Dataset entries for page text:
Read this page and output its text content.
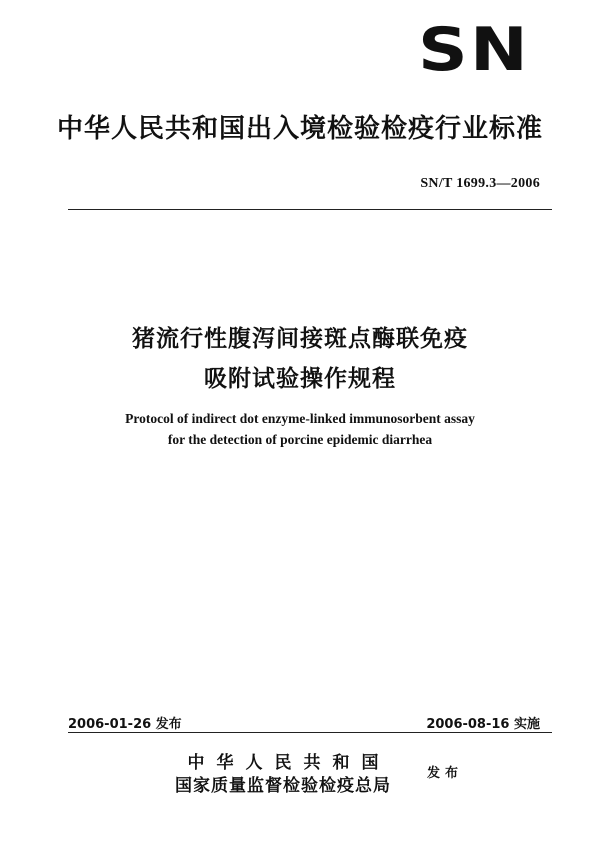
SN
中华人民共和国出入境检验检疫行业标准
SN/T 1699.3—2006
猪流行性腹泻间接斑点酶联免疫
吸附试验操作规程
Protocol of indirect dot enzyme-linked immunosorbent assay
for the detection of porcine epidemic diarrhea
2006-01-26 发布	2006-08-16 实施
中华人民共和国
国家质量监督检验检疫总局
发布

ABOUT THIS EXERCISE: Take the records above and transcribe them exactly, dropping every picture.

SOLVED PROBLEM:
Read this page and output its text content.
SN
中华人民共和国出入境检验检疫行业标准
SN/T 1699.3—2006
猪流行性腹泻间接斑点酶联免疫
吸附试验操作规程
Protocol of indirect dot enzyme-linked immunosorbent assay
for the detection of porcine epidemic diarrhea
2006-01-26 发布	2006-08-16 实施
中华人民共和国
国家质量监督检验检疫总局
发布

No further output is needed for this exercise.